→ ABOUT THIS TASK
Go through the material under this sentence. Return every line holding "Medicine".

→ SUPPLIED INFORMATION
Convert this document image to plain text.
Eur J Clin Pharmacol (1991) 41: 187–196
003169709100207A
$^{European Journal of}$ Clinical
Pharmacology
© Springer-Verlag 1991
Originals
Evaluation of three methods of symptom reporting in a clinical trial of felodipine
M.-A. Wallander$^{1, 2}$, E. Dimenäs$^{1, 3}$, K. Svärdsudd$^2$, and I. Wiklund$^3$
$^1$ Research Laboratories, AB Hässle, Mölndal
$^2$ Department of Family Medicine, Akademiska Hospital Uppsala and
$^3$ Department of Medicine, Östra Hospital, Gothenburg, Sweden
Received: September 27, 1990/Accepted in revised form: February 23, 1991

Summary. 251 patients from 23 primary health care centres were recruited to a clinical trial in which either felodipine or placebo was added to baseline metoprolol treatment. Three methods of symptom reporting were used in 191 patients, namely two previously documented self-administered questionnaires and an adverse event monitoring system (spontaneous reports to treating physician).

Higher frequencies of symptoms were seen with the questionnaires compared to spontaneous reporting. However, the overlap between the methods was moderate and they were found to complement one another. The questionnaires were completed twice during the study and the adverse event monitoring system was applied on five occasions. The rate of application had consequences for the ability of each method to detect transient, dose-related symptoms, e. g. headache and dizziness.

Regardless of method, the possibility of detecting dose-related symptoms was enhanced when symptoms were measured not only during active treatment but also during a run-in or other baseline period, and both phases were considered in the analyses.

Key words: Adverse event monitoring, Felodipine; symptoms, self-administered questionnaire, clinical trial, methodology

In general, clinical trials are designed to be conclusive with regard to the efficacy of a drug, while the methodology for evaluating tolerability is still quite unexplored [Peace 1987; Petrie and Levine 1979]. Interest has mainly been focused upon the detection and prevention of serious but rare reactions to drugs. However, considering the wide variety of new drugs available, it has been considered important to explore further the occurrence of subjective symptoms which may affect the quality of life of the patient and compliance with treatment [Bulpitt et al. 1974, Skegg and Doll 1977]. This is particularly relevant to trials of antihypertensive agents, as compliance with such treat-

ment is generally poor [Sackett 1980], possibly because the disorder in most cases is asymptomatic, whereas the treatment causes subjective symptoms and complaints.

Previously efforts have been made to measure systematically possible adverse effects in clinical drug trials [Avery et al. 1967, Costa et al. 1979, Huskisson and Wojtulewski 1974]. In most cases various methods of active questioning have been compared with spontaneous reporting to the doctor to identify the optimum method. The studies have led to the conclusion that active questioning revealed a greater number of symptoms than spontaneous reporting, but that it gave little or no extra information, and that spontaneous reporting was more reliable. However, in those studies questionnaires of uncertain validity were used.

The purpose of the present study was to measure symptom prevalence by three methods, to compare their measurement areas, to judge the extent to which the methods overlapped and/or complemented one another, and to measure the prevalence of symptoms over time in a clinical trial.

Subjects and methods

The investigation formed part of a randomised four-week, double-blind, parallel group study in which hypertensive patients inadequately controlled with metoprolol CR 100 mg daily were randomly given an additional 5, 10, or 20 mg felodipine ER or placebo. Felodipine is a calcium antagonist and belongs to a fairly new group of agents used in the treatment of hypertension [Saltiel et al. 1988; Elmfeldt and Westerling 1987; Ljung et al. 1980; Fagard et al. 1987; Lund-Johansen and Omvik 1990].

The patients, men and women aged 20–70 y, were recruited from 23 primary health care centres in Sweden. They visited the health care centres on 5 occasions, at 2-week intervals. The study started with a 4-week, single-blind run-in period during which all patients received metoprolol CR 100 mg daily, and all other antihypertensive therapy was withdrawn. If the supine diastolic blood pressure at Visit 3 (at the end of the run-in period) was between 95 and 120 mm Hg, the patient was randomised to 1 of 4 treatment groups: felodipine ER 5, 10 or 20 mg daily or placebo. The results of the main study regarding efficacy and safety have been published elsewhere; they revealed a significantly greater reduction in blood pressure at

...

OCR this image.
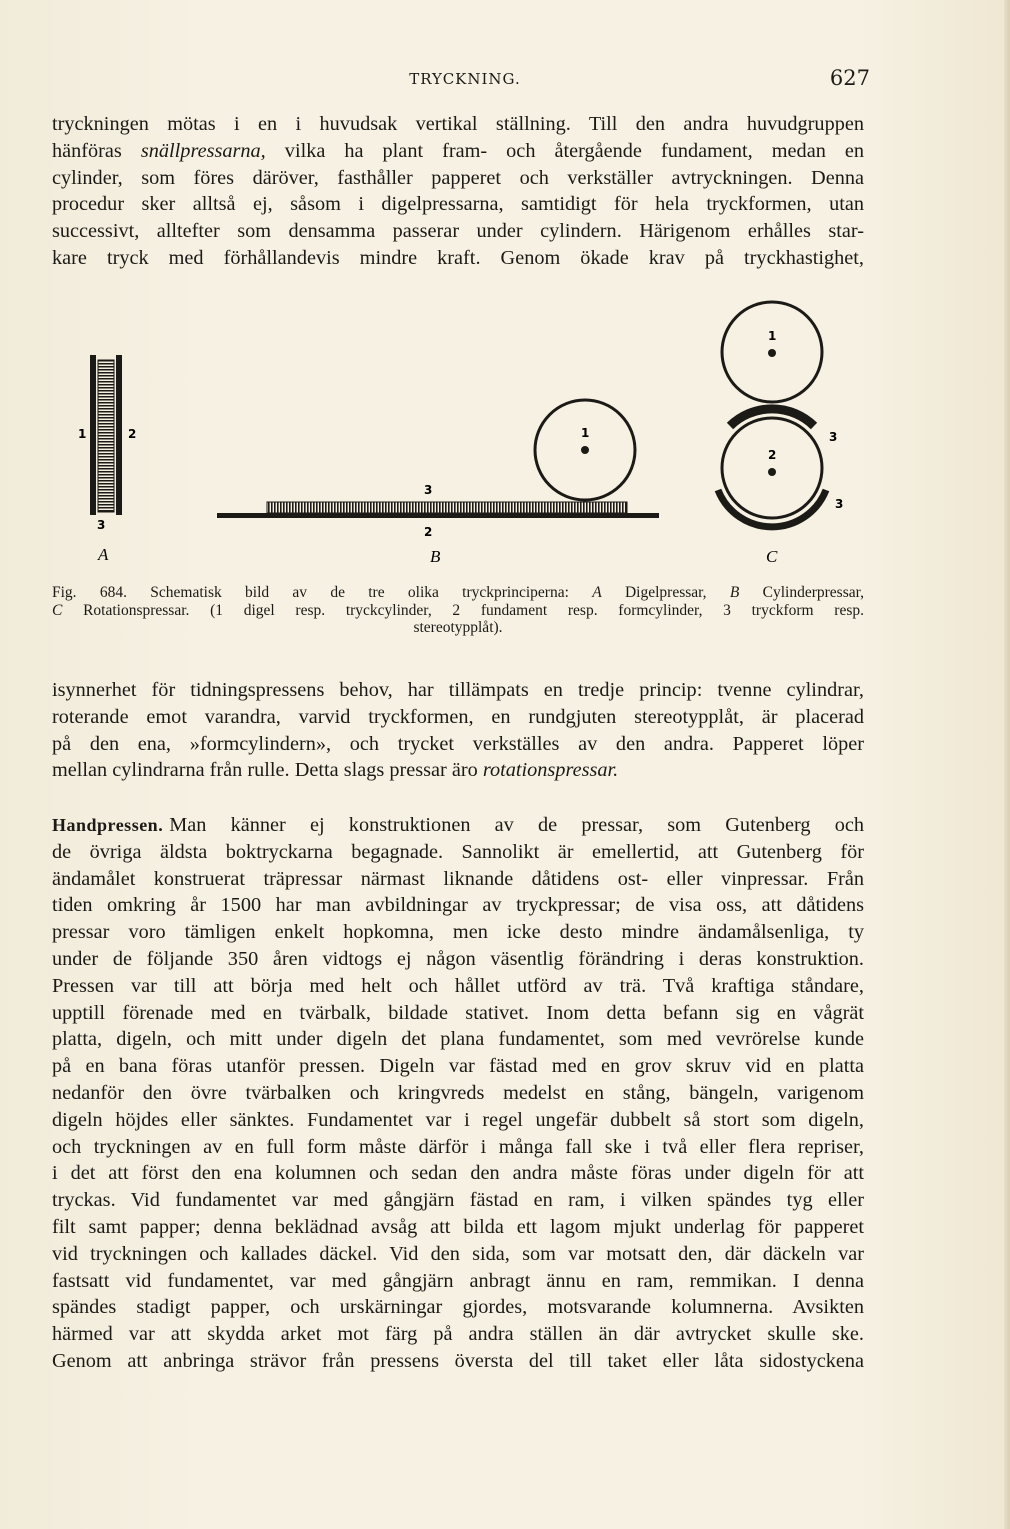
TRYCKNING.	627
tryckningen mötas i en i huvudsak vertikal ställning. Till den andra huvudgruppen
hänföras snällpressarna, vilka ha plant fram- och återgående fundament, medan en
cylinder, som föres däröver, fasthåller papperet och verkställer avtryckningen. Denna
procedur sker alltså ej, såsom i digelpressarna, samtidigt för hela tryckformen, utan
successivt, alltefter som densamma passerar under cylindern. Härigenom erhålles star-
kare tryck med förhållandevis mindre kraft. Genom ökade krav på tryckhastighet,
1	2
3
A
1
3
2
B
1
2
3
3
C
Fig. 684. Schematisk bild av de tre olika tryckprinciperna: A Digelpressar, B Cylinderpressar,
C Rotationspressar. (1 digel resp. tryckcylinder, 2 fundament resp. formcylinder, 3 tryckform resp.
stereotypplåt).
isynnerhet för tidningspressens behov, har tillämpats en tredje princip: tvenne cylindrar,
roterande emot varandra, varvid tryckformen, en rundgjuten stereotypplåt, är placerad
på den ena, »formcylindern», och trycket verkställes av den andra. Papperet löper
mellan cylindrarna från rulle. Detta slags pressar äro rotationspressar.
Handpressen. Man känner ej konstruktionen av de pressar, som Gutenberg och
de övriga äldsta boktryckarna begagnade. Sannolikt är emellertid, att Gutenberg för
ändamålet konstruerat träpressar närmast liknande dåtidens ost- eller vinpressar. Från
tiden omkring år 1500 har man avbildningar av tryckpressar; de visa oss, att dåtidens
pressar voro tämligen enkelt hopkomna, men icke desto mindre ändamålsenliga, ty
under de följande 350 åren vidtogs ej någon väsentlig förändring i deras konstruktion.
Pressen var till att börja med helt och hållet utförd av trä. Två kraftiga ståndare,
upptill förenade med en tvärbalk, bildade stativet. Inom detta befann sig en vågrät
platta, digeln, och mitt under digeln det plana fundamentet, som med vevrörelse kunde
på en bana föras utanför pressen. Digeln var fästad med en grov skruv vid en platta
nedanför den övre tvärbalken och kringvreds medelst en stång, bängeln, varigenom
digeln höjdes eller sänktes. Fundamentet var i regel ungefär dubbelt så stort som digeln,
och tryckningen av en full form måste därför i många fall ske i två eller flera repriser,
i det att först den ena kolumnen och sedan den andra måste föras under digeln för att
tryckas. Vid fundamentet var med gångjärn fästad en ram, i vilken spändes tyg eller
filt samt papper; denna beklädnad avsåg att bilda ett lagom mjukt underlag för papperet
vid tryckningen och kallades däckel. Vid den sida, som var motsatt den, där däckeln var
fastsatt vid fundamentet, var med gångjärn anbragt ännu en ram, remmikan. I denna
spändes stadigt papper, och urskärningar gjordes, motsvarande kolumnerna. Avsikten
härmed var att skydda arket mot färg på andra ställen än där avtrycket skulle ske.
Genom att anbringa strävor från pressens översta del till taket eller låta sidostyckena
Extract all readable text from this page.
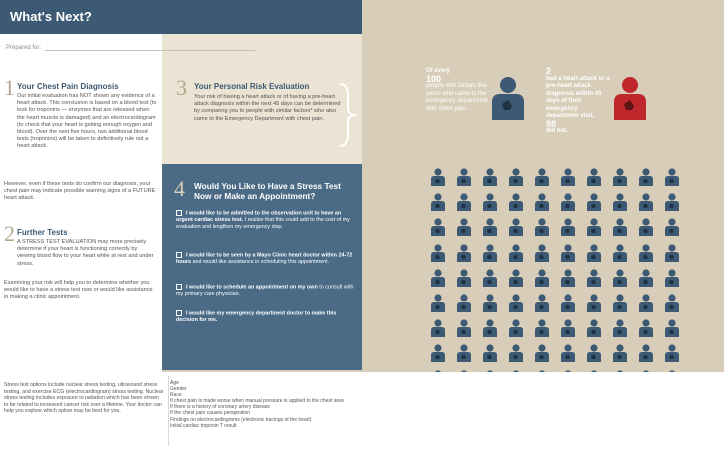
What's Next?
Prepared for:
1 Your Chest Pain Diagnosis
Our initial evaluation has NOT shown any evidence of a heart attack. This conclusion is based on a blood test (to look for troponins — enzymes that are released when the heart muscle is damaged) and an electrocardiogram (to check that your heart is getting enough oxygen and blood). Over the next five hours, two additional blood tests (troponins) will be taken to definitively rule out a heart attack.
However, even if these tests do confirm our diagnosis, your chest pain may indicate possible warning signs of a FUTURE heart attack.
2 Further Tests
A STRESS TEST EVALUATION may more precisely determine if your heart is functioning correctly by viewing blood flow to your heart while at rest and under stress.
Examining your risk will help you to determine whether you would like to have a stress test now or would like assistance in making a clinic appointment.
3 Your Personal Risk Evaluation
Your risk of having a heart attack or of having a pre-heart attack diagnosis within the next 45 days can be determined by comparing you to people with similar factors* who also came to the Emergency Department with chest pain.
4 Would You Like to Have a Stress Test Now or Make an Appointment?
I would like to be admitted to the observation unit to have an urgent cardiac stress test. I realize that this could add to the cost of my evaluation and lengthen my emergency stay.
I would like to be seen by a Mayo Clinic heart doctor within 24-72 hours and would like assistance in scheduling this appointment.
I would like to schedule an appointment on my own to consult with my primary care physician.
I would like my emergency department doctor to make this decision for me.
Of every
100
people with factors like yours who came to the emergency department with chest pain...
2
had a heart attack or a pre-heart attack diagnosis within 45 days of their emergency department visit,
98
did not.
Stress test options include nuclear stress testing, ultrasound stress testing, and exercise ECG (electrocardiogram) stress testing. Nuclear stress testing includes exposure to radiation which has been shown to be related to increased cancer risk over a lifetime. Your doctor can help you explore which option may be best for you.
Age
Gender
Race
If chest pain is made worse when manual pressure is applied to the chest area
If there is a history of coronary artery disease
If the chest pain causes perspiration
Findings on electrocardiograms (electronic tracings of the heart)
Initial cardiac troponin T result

→ YOUR SOLUTION
$^2$ Department of Family Medicine, Akademiska Hospital Uppsala and
$^3$ Department of Medicine, Östra Hospital, Gothenburg, Sweden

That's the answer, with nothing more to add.